Input material –
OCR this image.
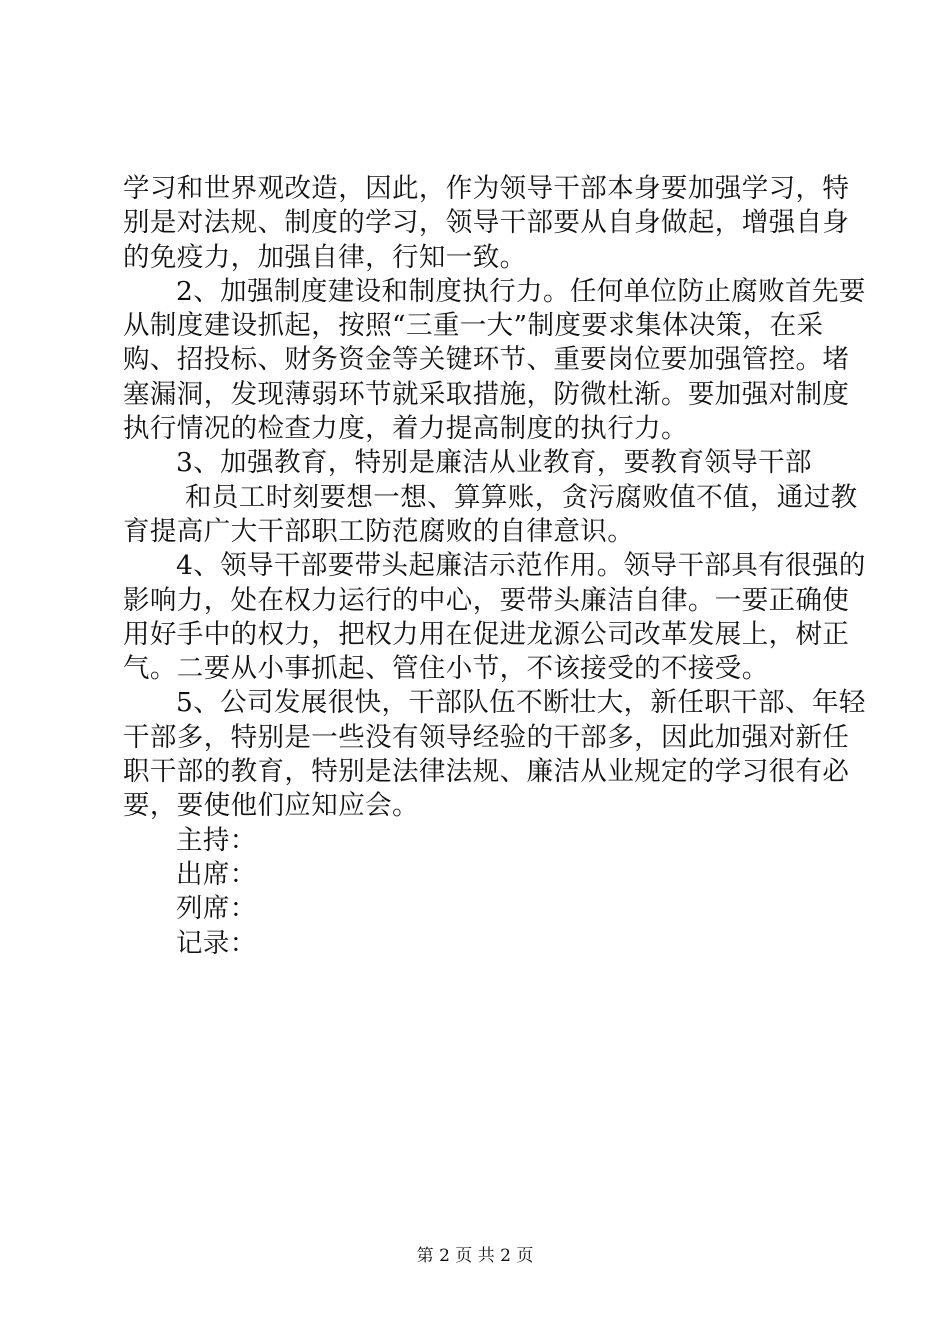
学习和世界观改造，因此，作为领导干部本身要加强学习，特
别是对法规、制度的学习，领导干部要从自身做起，增强自身
的免疫力，加强自律，行知一致。
2、加强制度建设和制度执行力。任何单位防止腐败首先要
从制度建设抓起，按照“三重一大”制度要求集体决策，在采
购、招投标、财务资金等关键环节、重要岗位要加强管控。堵
塞漏洞，发现薄弱环节就采取措施，防微杜渐。要加强对制度
执行情况的检查力度，着力提高制度的执行力。
3、加强教育，特别是廉洁从业教育，要教育领导干部
和员工时刻要想一想、算算账，贪污腐败值不值，通过教
育提高广大干部职工防范腐败的自律意识。
4、领导干部要带头起廉洁示范作用。领导干部具有很强的
影响力，处在权力运行的中心，要带头廉洁自律。一要正确使
用好手中的权力，把权力用在促进龙源公司改革发展上，树正
气。二要从小事抓起、管住小节，不该接受的不接受。
5、公司发展很快，干部队伍不断壮大，新任职干部、年轻
干部多，特别是一些没有领导经验的干部多，因此加强对新任
职干部的教育，特别是法律法规、廉洁从业规定的学习很有必
要，要使他们应知应会。
主持：
出席：
列席：
记录：
第 2 页 共 2 页
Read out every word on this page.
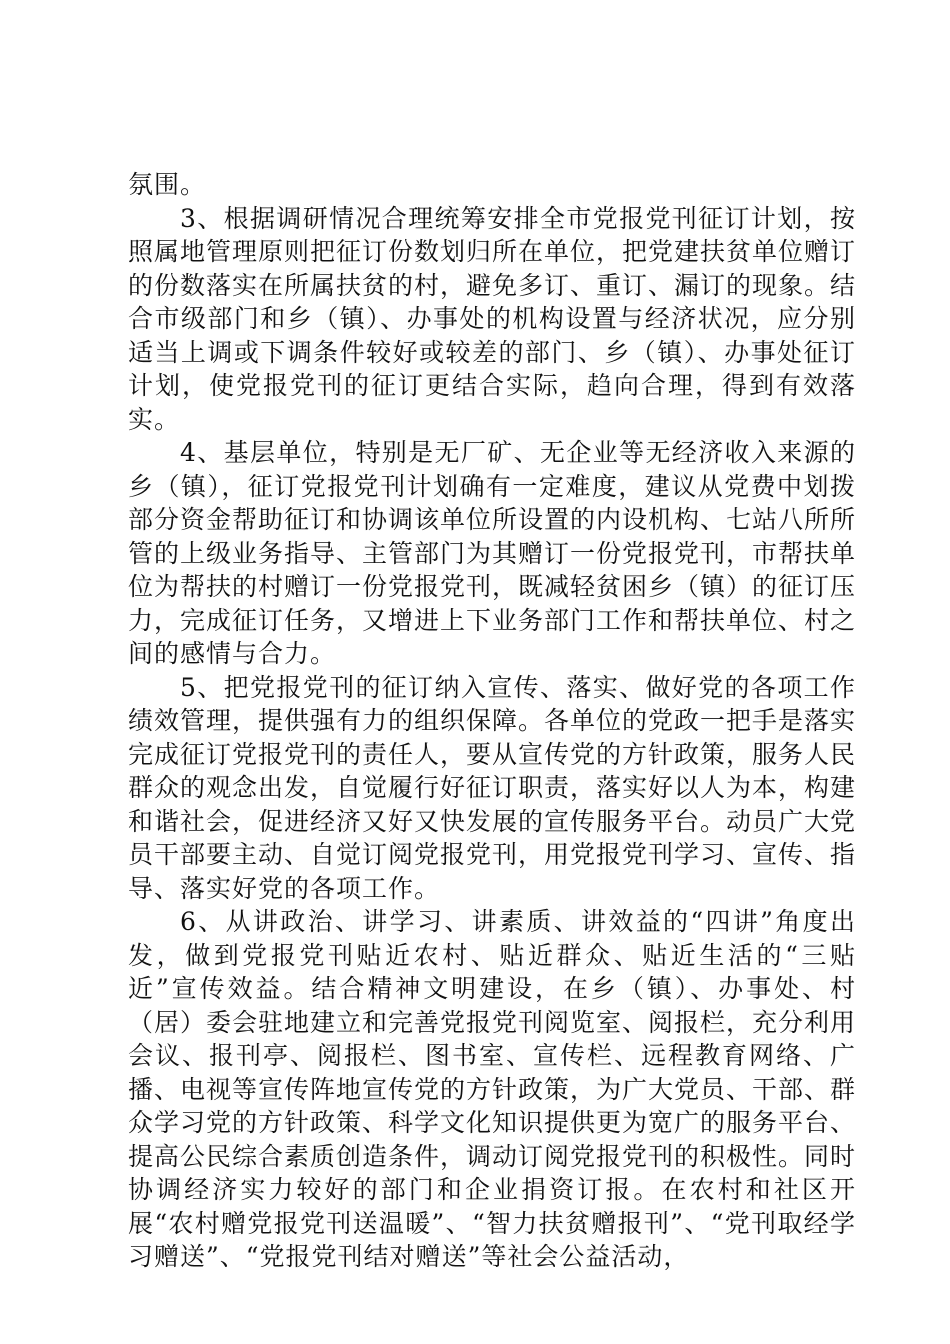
氛围。

3、根据调研情况合理统筹安排全市党报党刊征订计划，按照属地管理原则把征订份数划归所在单位，把党建扶贫单位赠订的份数落实在所属扶贫的村，避免多订、重订、漏订的现象。结合市级部门和乡（镇）、办事处的机构设置与经济状况，应分别适当上调或下调条件较好或较差的部门、乡（镇）、办事处征订计划，使党报党刊的征订更结合实际，趋向合理，得到有效落实。

4、基层单位，特别是无厂矿、无企业等无经济收入来源的乡（镇），征订党报党刊计划确有一定难度，建议从党费中划拨部分资金帮助征订和协调该单位所设置的内设机构、七站八所所管的上级业务指导、主管部门为其赠订一份党报党刊，市帮扶单位为帮扶的村赠订一份党报党刊，既减轻贫困乡（镇）的征订压力，完成征订任务，又增进上下业务部门工作和帮扶单位、村之间的感情与合力。

5、把党报党刊的征订纳入宣传、落实、做好党的各项工作绩效管理，提供强有力的组织保障。各单位的党政一把手是落实完成征订党报党刊的责任人，要从宣传党的方针政策，服务人民群众的观念出发，自觉履行好征订职责，落实好以人为本，构建和谐社会，促进经济又好又快发展的宣传服务平台。动员广大党员干部要主动、自觉订阅党报党刊，用党报党刊学习、宣传、指导、落实好党的各项工作。

6、从讲政治、讲学习、讲素质、讲效益的“四讲”角度出发，做到党报党刊贴近农村、贴近群众、贴近生活的“三贴近”宣传效益。结合精神文明建设，在乡（镇）、办事处、村（居）委会驻地建立和完善党报党刊阅览室、阅报栏，充分利用会议、报刊亭、阅报栏、图书室、宣传栏、远程教育网络、广播、电视等宣传阵地宣传党的方针政策，为广大党员、干部、群众学习党的方针政策、科学文化知识提供更为宽广的服务平台、提高公民综合素质创造条件，调动订阅党报党刊的积极性。同时协调经济实力较好的部门和企业捐资订报。在农村和社区开展“农村赠党报党刊送温暖”、“智力扶贫赠报刊”、“党刊取经学习赠送”、“党报党刊结对赠送”等社会公益活动，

Work to be completed –
Reproduce the material above verbatim; omit every picture.

Result for this task –
OCR this image.
学习和世界观改造，因此，作为领导干部本身要加强学习，特
别是对法规、制度的学习，领导干部要从自身做起，增强自身
的免疫力，加强自律，行知一致。
2、加强制度建设和制度执行力。任何单位防止腐败首先要
从制度建设抓起，按照“三重一大”制度要求集体决策，在采
购、招投标、财务资金等关键环节、重要岗位要加强管控。堵
塞漏洞，发现薄弱环节就采取措施，防微杜渐。要加强对制度
执行情况的检查力度，着力提高制度的执行力。
3、加强教育，特别是廉洁从业教育，要教育领导干部
和员工时刻要想一想、算算账，贪污腐败值不值，通过教
育提高广大干部职工防范腐败的自律意识。
4、领导干部要带头起廉洁示范作用。领导干部具有很强的
影响力，处在权力运行的中心，要带头廉洁自律。一要正确使
用好手中的权力，把权力用在促进龙源公司改革发展上，树正
气。二要从小事抓起、管住小节，不该接受的不接受。
5、公司发展很快，干部队伍不断壮大，新任职干部、年轻
干部多，特别是一些没有领导经验的干部多，因此加强对新任
职干部的教育，特别是法律法规、廉洁从业规定的学习很有必
要，要使他们应知应会。
主持：
出席：
列席：
记录：
第 2 页 共 2 页
Read out every word on this page.
氛围。

3、根据调研情况合理统筹安排全市党报党刊征订计划，按照属地管理原则把征订份数划归所在单位，把党建扶贫单位赠订的份数落实在所属扶贫的村，避免多订、重订、漏订的现象。结合市级部门和乡（镇）、办事处的机构设置与经济状况，应分别适当上调或下调条件较好或较差的部门、乡（镇）、办事处征订计划，使党报党刊的征订更结合实际，趋向合理，得到有效落实。

4、基层单位，特别是无厂矿、无企业等无经济收入来源的乡（镇），征订党报党刊计划确有一定难度，建议从党费中划拨部分资金帮助征订和协调该单位所设置的内设机构、七站八所所管的上级业务指导、主管部门为其赠订一份党报党刊，市帮扶单位为帮扶的村赠订一份党报党刊，既减轻贫困乡（镇）的征订压力，完成征订任务，又增进上下业务部门工作和帮扶单位、村之间的感情与合力。

5、把党报党刊的征订纳入宣传、落实、做好党的各项工作绩效管理，提供强有力的组织保障。各单位的党政一把手是落实完成征订党报党刊的责任人，要从宣传党的方针政策，服务人民群众的观念出发，自觉履行好征订职责，落实好以人为本，构建和谐社会，促进经济又好又快发展的宣传服务平台。动员广大党员干部要主动、自觉订阅党报党刊，用党报党刊学习、宣传、指导、落实好党的各项工作。

6、从讲政治、讲学习、讲素质、讲效益的“四讲”角度出发，做到党报党刊贴近农村、贴近群众、贴近生活的“三贴近”宣传效益。结合精神文明建设，在乡（镇）、办事处、村（居）委会驻地建立和完善党报党刊阅览室、阅报栏，充分利用会议、报刊亭、阅报栏、图书室、宣传栏、远程教育网络、广播、电视等宣传阵地宣传党的方针政策，为广大党员、干部、群众学习党的方针政策、科学文化知识提供更为宽广的服务平台、提高公民综合素质创造条件，调动订阅党报党刊的积极性。同时协调经济实力较好的部门和企业捐资订报。在农村和社区开展“农村赠党报党刊送温暖”、“智力扶贫赠报刊”、“党刊取经学习赠送”、“党报党刊结对赠送”等社会公益活动，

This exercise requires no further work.